## TASK BRIEF
Identify every line in the records below that contains the string "panel" and copy each such line. Matching is case-sensitive.
:: RECORDS SHOWN ::
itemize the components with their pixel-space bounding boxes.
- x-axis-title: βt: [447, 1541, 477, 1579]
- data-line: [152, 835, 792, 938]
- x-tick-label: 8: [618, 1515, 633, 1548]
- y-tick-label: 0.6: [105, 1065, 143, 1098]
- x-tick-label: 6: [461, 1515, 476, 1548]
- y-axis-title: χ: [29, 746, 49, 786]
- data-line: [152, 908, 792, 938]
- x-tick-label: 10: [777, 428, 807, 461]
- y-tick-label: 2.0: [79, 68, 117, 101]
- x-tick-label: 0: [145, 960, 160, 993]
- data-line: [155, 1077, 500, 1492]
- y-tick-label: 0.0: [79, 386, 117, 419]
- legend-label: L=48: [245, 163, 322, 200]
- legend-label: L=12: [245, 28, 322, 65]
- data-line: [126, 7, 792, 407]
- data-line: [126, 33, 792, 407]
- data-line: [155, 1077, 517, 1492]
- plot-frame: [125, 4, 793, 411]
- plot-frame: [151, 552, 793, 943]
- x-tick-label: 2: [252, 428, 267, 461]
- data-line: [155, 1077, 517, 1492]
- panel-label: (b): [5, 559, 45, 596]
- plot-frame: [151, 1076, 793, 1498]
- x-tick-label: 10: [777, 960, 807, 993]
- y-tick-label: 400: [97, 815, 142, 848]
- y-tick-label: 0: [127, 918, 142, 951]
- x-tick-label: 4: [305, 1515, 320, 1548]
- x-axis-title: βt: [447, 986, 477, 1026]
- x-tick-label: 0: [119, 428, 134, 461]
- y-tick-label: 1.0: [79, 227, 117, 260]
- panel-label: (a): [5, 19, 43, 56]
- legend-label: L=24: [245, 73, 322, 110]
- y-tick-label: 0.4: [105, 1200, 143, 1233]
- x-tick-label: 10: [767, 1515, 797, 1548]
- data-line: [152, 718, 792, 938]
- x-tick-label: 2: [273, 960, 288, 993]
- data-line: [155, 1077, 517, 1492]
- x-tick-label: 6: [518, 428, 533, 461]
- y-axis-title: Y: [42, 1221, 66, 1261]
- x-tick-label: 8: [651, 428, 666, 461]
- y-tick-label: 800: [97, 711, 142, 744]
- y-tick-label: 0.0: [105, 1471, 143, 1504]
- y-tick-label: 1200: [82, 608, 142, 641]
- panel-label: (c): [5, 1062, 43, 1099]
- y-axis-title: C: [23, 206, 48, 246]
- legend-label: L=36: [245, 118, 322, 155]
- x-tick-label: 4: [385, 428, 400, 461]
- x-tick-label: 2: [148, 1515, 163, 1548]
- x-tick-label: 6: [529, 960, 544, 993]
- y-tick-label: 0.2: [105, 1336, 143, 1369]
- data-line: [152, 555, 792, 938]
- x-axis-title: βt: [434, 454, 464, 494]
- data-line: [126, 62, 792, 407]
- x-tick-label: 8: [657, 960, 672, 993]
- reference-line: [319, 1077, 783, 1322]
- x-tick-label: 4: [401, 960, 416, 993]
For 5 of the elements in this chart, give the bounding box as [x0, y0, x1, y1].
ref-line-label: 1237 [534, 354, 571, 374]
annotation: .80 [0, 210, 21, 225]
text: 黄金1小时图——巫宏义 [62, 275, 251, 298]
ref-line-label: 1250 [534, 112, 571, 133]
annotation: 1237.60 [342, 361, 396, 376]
:::
## THE REPLY
- panel-label: (b): [5, 559, 45, 596]
- panel-label: (a): [5, 19, 43, 56]
- panel-label: (c): [5, 1062, 43, 1099]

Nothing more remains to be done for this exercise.